--- Begin RECORDS FOR THIS EXERCISE ---

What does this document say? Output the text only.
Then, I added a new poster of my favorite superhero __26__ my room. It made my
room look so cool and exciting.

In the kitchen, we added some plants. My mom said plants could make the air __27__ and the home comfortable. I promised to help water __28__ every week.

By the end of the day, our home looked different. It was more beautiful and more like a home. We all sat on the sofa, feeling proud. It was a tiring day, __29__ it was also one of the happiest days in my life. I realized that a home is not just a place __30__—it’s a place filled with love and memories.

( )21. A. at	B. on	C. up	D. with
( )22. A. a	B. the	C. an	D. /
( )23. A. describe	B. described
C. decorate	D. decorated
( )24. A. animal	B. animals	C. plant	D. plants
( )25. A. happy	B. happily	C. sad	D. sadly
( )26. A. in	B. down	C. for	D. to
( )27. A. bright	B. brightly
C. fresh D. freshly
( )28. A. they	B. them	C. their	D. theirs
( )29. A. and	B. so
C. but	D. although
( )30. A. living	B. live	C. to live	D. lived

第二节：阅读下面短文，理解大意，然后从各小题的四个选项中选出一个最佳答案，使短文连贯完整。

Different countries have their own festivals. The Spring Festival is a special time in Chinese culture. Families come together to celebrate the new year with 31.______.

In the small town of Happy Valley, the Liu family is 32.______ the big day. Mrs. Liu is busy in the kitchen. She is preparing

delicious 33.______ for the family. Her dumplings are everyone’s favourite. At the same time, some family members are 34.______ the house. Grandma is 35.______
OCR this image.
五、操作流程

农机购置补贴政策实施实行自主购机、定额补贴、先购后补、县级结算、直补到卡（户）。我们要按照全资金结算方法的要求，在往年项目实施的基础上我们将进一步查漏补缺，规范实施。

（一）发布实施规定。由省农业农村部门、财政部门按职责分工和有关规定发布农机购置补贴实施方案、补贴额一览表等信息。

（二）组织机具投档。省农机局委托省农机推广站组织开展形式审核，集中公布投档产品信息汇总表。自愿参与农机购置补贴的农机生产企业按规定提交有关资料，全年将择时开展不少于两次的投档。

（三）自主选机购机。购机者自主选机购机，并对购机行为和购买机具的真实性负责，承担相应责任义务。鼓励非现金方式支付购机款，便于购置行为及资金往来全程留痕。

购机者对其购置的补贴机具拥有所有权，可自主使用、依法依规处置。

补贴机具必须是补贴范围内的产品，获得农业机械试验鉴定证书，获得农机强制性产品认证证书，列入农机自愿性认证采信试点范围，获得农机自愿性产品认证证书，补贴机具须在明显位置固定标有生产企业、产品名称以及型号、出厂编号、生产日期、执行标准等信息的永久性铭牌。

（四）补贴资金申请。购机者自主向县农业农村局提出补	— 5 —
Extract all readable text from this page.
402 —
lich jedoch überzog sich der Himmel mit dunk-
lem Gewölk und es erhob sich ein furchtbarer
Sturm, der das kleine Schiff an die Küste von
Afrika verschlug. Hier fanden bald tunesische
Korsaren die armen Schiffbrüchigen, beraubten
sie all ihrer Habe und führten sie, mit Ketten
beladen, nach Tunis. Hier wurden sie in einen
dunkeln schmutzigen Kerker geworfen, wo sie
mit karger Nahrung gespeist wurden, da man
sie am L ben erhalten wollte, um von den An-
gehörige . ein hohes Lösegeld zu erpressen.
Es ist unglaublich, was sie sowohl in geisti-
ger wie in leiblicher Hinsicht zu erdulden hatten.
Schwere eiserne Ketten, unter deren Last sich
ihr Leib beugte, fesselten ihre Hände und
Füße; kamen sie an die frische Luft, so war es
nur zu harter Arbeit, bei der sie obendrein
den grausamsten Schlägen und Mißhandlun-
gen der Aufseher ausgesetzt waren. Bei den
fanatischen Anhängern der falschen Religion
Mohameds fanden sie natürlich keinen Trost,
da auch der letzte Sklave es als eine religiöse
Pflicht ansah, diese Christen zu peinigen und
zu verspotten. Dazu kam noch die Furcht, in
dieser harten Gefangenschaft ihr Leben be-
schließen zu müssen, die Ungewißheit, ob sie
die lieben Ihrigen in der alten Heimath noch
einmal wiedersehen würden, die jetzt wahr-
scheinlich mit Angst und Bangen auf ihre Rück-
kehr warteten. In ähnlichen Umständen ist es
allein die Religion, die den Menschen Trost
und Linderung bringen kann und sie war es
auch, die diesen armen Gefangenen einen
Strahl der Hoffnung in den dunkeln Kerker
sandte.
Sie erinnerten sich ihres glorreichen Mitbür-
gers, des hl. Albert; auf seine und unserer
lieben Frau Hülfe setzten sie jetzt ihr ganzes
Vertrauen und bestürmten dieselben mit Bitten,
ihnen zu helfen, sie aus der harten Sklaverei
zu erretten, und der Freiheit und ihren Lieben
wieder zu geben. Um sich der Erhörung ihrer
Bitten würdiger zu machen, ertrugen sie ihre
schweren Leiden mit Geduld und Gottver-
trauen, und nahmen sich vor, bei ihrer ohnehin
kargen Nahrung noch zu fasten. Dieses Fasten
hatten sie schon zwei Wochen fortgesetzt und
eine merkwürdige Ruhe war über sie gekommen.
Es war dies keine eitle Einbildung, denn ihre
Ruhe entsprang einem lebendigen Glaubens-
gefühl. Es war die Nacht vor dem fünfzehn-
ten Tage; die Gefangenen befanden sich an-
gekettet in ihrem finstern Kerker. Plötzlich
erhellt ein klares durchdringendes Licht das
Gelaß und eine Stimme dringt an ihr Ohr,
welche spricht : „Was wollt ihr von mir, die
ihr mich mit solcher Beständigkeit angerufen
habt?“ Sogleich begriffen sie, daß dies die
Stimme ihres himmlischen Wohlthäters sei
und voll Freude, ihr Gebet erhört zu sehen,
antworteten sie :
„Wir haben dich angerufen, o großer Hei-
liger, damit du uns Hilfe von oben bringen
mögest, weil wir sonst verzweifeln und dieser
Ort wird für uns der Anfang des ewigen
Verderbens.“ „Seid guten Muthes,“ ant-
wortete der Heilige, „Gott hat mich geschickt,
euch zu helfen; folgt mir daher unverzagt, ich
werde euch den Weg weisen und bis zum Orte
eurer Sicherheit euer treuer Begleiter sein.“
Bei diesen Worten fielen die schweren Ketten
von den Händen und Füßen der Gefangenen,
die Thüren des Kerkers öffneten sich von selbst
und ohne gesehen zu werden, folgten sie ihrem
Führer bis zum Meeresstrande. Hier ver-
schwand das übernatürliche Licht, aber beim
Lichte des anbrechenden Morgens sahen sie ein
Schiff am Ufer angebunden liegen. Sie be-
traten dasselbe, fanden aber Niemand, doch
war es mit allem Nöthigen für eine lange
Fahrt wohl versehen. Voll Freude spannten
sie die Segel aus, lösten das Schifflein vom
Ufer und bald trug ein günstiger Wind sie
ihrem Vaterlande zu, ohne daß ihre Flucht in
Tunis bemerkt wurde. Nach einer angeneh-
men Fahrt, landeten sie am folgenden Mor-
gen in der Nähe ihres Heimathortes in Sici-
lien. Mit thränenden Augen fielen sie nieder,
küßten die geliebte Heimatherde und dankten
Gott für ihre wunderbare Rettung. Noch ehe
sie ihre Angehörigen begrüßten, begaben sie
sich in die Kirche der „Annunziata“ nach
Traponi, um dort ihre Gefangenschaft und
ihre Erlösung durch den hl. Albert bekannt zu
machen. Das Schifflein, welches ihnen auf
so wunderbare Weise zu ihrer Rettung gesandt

--- End RECORDS FOR THIS EXERCISE ---

--- PROBLEM DETAILS ---
Each line holding the word "family" counts once; report the total and nothing else.

--- RIGHT ANSWER ---
2